Written problem: Every entry below should be transcribed exactly; pictures stay out of the copy.

Data shown:
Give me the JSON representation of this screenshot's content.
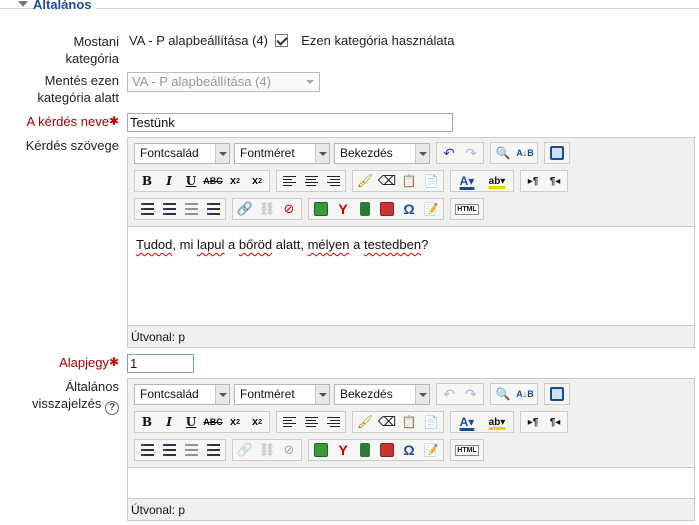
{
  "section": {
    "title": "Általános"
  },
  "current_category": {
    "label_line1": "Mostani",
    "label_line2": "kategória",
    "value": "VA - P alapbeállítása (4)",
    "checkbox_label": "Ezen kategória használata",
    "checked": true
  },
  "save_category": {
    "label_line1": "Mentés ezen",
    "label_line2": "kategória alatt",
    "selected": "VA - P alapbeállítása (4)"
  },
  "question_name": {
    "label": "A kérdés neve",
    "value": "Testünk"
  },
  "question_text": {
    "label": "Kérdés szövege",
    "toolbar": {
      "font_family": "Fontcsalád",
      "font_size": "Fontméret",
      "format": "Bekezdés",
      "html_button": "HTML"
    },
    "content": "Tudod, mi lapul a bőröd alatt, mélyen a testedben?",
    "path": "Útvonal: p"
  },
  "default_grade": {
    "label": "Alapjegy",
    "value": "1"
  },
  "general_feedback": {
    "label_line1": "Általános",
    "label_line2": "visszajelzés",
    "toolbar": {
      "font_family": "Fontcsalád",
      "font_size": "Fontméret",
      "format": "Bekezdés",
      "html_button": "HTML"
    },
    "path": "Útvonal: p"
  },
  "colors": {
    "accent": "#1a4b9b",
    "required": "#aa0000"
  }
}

Full answer:
Give me the JSON representation of this screenshot's content.
{
  "section": {
    "title": "Általános"
  },
  "current_category": {
    "label_line1": "Mostani",
    "label_line2": "kategória",
    "value": "VA - P alapbeállítása (4)",
    "checkbox_label": "Ezen kategória használata",
    "checked": true
  },
  "save_category": {
    "label_line1": "Mentés ezen",
    "label_line2": "kategória alatt",
    "selected": "VA - P alapbeállítása (4)"
  },
  "question_name": {
    "label": "A kérdés neve",
    "value": "Testünk"
  },
  "question_text": {
    "label": "Kérdés szövege",
    "toolbar": {
      "font_family": "Fontcsalád",
      "font_size": "Fontméret",
      "format": "Bekezdés",
      "html_button": "HTML"
    },
    "content": "Tudod, mi lapul a bőröd alatt, mélyen a testedben?",
    "path": "Útvonal: p"
  },
  "default_grade": {
    "label": "Alapjegy",
    "value": "1"
  },
  "general_feedback": {
    "label_line1": "Általános",
    "label_line2": "visszajelzés",
    "toolbar": {
      "font_family": "Fontcsalád",
      "font_size": "Fontméret",
      "format": "Bekezdés",
      "html_button": "HTML"
    },
    "path": "Útvonal: p"
  },
  "colors": {
    "accent": "#1a4b9b",
    "required": "#aa0000"
  }
}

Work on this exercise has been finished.